## Task instructions
Exact reproduction is required for all entries.

## Input rows

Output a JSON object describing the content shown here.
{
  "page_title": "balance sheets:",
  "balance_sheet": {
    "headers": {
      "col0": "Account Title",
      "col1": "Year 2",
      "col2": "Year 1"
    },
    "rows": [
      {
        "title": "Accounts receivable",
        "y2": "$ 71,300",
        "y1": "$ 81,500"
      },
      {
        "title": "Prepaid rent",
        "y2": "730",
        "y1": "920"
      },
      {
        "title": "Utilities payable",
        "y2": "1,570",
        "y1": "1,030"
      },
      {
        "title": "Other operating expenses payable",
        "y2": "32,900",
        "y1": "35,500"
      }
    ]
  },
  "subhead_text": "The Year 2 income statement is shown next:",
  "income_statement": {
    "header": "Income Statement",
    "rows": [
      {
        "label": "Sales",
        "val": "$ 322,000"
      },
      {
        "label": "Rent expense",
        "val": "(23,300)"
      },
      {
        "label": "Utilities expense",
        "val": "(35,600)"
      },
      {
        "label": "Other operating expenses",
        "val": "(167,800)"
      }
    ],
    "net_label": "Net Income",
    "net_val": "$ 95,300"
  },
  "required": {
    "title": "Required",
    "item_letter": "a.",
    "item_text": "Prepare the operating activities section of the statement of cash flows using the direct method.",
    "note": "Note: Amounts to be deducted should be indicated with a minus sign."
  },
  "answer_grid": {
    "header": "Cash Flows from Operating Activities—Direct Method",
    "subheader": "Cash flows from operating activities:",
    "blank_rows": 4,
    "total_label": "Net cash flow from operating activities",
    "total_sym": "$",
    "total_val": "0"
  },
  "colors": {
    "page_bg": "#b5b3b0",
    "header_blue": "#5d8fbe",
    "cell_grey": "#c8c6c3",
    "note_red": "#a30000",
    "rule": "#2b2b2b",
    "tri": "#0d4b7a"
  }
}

## Answer to this task
Output a JSON object describing the content shown here.
{
  "page_title": "balance sheets:",
  "balance_sheet": {
    "headers": {
      "col0": "Account Title",
      "col1": "Year 2",
      "col2": "Year 1"
    },
    "rows": [
      {
        "title": "Accounts receivable",
        "y2": "$ 71,300",
        "y1": "$ 81,500"
      },
      {
        "title": "Prepaid rent",
        "y2": "730",
        "y1": "920"
      },
      {
        "title": "Utilities payable",
        "y2": "1,570",
        "y1": "1,030"
      },
      {
        "title": "Other operating expenses payable",
        "y2": "32,900",
        "y1": "35,500"
      }
    ]
  },
  "subhead_text": "The Year 2 income statement is shown next:",
  "income_statement": {
    "header": "Income Statement",
    "rows": [
      {
        "label": "Sales",
        "val": "$ 322,000"
      },
      {
        "label": "Rent expense",
        "val": "(23,300)"
      },
      {
        "label": "Utilities expense",
        "val": "(35,600)"
      },
      {
        "label": "Other operating expenses",
        "val": "(167,800)"
      }
    ],
    "net_label": "Net Income",
    "net_val": "$ 95,300"
  },
  "required": {
    "title": "Required",
    "item_letter": "a.",
    "item_text": "Prepare the operating activities section of the statement of cash flows using the direct method.",
    "note": "Note: Amounts to be deducted should be indicated with a minus sign."
  },
  "answer_grid": {
    "header": "Cash Flows from Operating Activities—Direct Method",
    "subheader": "Cash flows from operating activities:",
    "blank_rows": 4,
    "total_label": "Net cash flow from operating activities",
    "total_sym": "$",
    "total_val": "0"
  },
  "colors": {
    "page_bg": "#b5b3b0",
    "header_blue": "#5d8fbe",
    "cell_grey": "#c8c6c3",
    "note_red": "#a30000",
    "rule": "#2b2b2b",
    "tri": "#0d4b7a"
  }
}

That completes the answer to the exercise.